### Given task
Write out the material word for word.

### Listed records
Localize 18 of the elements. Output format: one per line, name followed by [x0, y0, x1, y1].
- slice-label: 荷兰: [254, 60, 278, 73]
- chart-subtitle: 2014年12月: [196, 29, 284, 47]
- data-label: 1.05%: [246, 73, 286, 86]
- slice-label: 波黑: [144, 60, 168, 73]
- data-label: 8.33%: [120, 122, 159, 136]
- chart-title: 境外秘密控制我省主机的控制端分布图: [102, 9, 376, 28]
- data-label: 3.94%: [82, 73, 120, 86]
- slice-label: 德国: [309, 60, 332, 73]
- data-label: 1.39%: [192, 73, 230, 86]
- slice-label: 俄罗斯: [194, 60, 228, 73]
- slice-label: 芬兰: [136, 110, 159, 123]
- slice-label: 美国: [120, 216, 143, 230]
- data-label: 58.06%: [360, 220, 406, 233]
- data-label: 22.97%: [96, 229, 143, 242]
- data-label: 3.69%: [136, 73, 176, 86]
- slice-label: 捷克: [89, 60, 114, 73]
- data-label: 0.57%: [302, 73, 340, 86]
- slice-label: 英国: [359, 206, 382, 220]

### Solution to the exercise
Localize 18 of the elements. Output format: one per line, name followed by [x0, y0, x1, y1].
- slice-label: 荷兰: [254, 60, 278, 73]
- chart-subtitle: 2014年12月: [196, 29, 284, 47]
- data-label: 1.05%: [246, 73, 286, 86]
- slice-label: 波黑: [144, 60, 168, 73]
- data-label: 8.33%: [120, 122, 159, 136]
- chart-title: 境外秘密控制我省主机的控制端分布图: [102, 9, 376, 28]
- data-label: 3.94%: [82, 73, 120, 86]
- slice-label: 德国: [309, 60, 332, 73]
- data-label: 1.39%: [192, 73, 230, 86]
- slice-label: 俄罗斯: [194, 60, 228, 73]
- slice-label: 芬兰: [136, 110, 159, 123]
- slice-label: 美国: [120, 216, 143, 230]
- data-label: 58.06%: [360, 220, 406, 233]
- data-label: 22.97%: [96, 229, 143, 242]
- data-label: 3.69%: [136, 73, 176, 86]
- slice-label: 捷克: [89, 60, 114, 73]
- data-label: 0.57%: [302, 73, 340, 86]
- slice-label: 英国: [359, 206, 382, 220]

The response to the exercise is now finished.